* PROBLEM TO SOLVE *
Print every entry, word for word, and skip the images.

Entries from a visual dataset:
************
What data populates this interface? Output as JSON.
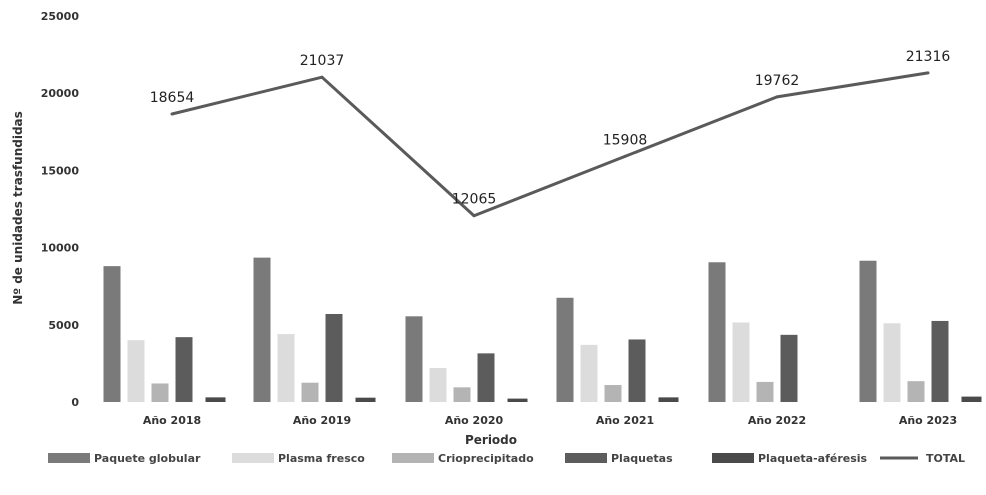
{
  "chart_data": {
    "type": "bar",
    "categories": [
      "Año 2018",
      "Año 2019",
      "Año 2020",
      "Año 2021",
      "Año 2022",
      "Año 2023"
    ],
    "series": [
      {
        "name": "Paquete globular",
        "kind": "bar",
        "color": "#7a7a7a",
        "values": [
          8800,
          9350,
          5550,
          6750,
          9050,
          9150
        ]
      },
      {
        "name": "Plasma fresco",
        "kind": "bar",
        "color": "#dcdcdc",
        "values": [
          4000,
          4400,
          2200,
          3700,
          5150,
          5100
        ]
      },
      {
        "name": "Crioprecipitado",
        "kind": "bar",
        "color": "#b4b4b4",
        "values": [
          1200,
          1250,
          950,
          1100,
          1300,
          1350
        ]
      },
      {
        "name": "Plaquetas",
        "kind": "bar",
        "color": "#5c5c5c",
        "values": [
          4200,
          5700,
          3150,
          4050,
          4350,
          5250
        ]
      },
      {
        "name": "Plaqueta-aféresis",
        "kind": "bar",
        "color": "#4a4a4a",
        "values": [
          300,
          280,
          220,
          300,
          0,
          350
        ]
      },
      {
        "name": "TOTAL",
        "kind": "line",
        "color": "#5a5a5a",
        "values": [
          18654,
          21037,
          12065,
          15908,
          19762,
          21316
        ]
      }
    ],
    "data_labels": [
      "18654",
      "21037",
      "12065",
      "15908",
      "19762",
      "21316"
    ],
    "y_ticks": [
      "0",
      "5000",
      "10000",
      "15000",
      "20000",
      "25000"
    ],
    "xlabel": "Periodo",
    "ylabel": "Nº de unidades trasfundidas",
    "ylim": [
      0,
      25000
    ],
    "grid": false,
    "legend_position": "bottom"
  }
}
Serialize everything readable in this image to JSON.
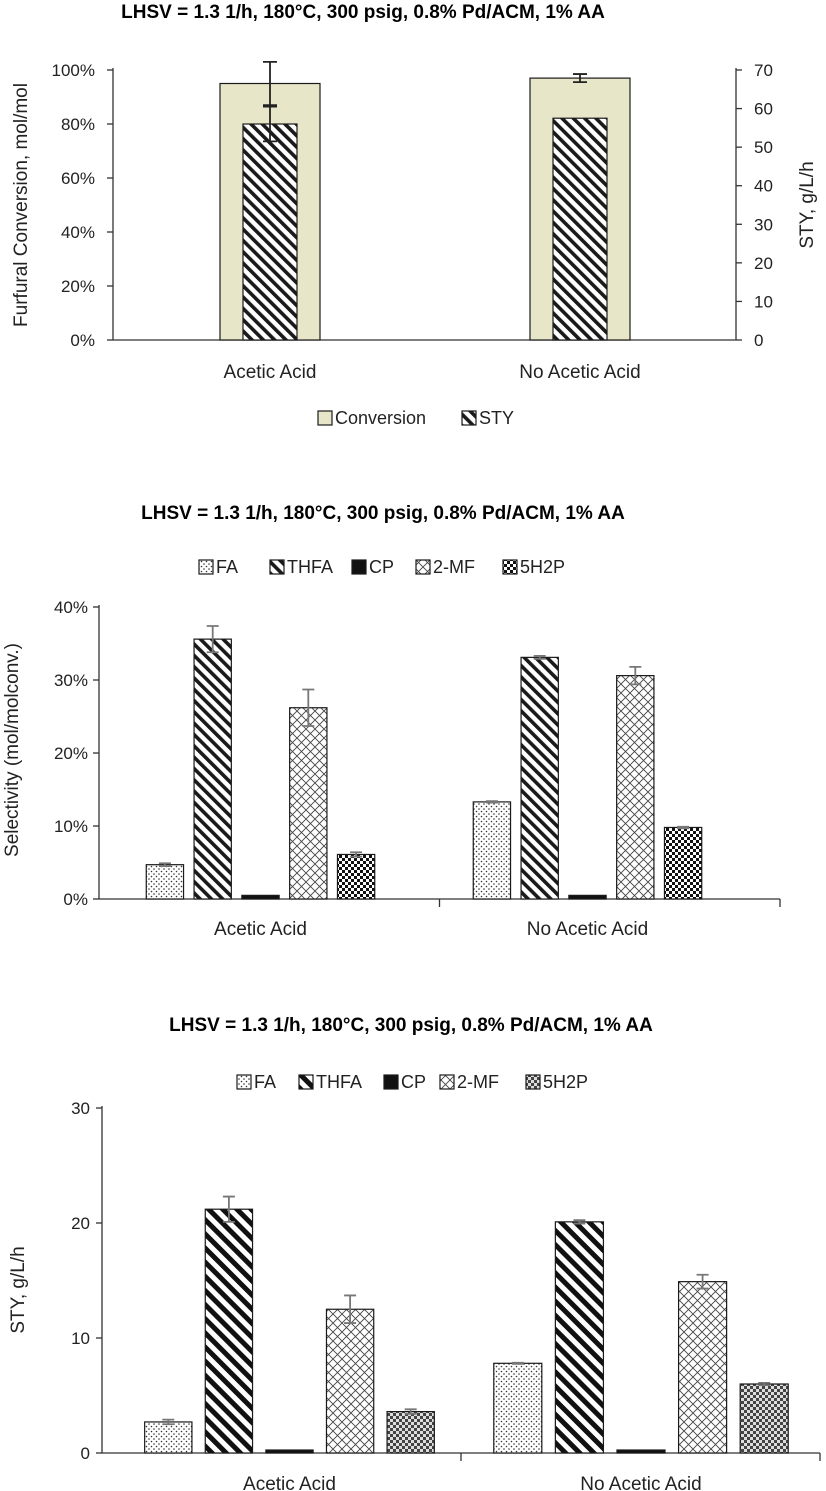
************
* CORRECT ANSWER *
What data populates this interface? Output as JSON.
{
  "chart_data": {
    "type": "bar",
    "categories": [
      "Año 2018",
      "Año 2019",
      "Año 2020",
      "Año 2021",
      "Año 2022",
      "Año 2023"
    ],
    "series": [
      {
        "name": "Paquete globular",
        "kind": "bar",
        "color": "#7a7a7a",
        "values": [
          8800,
          9350,
          5550,
          6750,
          9050,
          9150
        ]
      },
      {
        "name": "Plasma fresco",
        "kind": "bar",
        "color": "#dcdcdc",
        "values": [
          4000,
          4400,
          2200,
          3700,
          5150,
          5100
        ]
      },
      {
        "name": "Crioprecipitado",
        "kind": "bar",
        "color": "#b4b4b4",
        "values": [
          1200,
          1250,
          950,
          1100,
          1300,
          1350
        ]
      },
      {
        "name": "Plaquetas",
        "kind": "bar",
        "color": "#5c5c5c",
        "values": [
          4200,
          5700,
          3150,
          4050,
          4350,
          5250
        ]
      },
      {
        "name": "Plaqueta-aféresis",
        "kind": "bar",
        "color": "#4a4a4a",
        "values": [
          300,
          280,
          220,
          300,
          0,
          350
        ]
      },
      {
        "name": "TOTAL",
        "kind": "line",
        "color": "#5a5a5a",
        "values": [
          18654,
          21037,
          12065,
          15908,
          19762,
          21316
        ]
      }
    ],
    "data_labels": [
      "18654",
      "21037",
      "12065",
      "15908",
      "19762",
      "21316"
    ],
    "y_ticks": [
      "0",
      "5000",
      "10000",
      "15000",
      "20000",
      "25000"
    ],
    "xlabel": "Periodo",
    "ylabel": "Nº de unidades trasfundidas",
    "ylim": [
      0,
      25000
    ],
    "grid": false,
    "legend_position": "bottom"
  }
}
Serialize everything readable in this image to JSON.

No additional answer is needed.